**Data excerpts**
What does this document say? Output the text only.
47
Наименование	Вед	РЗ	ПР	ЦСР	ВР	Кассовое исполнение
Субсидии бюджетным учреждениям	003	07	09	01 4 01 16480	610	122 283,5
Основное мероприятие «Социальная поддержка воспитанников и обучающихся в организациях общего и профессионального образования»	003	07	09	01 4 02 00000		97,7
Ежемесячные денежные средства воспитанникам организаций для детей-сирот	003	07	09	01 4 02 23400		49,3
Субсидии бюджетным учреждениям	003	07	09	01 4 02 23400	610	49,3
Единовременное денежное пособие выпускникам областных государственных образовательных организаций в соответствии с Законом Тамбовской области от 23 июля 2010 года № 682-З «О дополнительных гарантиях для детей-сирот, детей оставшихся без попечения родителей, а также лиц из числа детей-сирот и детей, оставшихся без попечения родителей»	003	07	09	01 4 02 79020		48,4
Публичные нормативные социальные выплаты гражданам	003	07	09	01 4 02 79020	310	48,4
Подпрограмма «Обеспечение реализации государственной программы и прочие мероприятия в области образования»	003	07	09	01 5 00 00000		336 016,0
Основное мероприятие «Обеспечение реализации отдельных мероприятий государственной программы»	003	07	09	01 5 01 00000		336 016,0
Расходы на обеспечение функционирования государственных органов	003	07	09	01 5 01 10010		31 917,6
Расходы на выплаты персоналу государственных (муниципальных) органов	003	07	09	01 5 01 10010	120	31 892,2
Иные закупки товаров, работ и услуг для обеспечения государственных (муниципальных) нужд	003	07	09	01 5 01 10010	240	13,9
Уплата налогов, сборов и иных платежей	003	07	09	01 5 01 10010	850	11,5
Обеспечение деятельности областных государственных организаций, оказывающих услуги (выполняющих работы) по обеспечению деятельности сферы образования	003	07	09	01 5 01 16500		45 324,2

**Aim**
The full set of records should be duplicated exactly.

**Final result**
What does this document say? Output the text only.
47
Наименование	Вед	РЗ	ПР	ЦСР	ВР	Кассовое исполнение
Субсидии бюджетным учреждениям	003	07	09	01 4 01 16480	610	122 283,5
Основное мероприятие «Социальная поддержка воспитанников и обучающихся в организациях общего и профессионального образования»	003	07	09	01 4 02 00000		97,7
Ежемесячные денежные средства воспитанникам организаций для детей-сирот	003	07	09	01 4 02 23400		49,3
Субсидии бюджетным учреждениям	003	07	09	01 4 02 23400	610	49,3
Единовременное денежное пособие выпускникам областных государственных образовательных организаций в соответствии с Законом Тамбовской области от 23 июля 2010 года № 682-З «О дополнительных гарантиях для детей-сирот, детей оставшихся без попечения родителей, а также лиц из числа детей-сирот и детей, оставшихся без попечения родителей»	003	07	09	01 4 02 79020		48,4
Публичные нормативные социальные выплаты гражданам	003	07	09	01 4 02 79020	310	48,4
Подпрограмма «Обеспечение реализации государственной программы и прочие мероприятия в области образования»	003	07	09	01 5 00 00000		336 016,0
Основное мероприятие «Обеспечение реализации отдельных мероприятий государственной программы»	003	07	09	01 5 01 00000		336 016,0
Расходы на обеспечение функционирования государственных органов	003	07	09	01 5 01 10010		31 917,6
Расходы на выплаты персоналу государственных (муниципальных) органов	003	07	09	01 5 01 10010	120	31 892,2
Иные закупки товаров, работ и услуг для обеспечения государственных (муниципальных) нужд	003	07	09	01 5 01 10010	240	13,9
Уплата налогов, сборов и иных платежей	003	07	09	01 5 01 10010	850	11,5
Обеспечение деятельности областных государственных организаций, оказывающих услуги (выполняющих работы) по обеспечению деятельности сферы образования	003	07	09	01 5 01 16500		45 324,2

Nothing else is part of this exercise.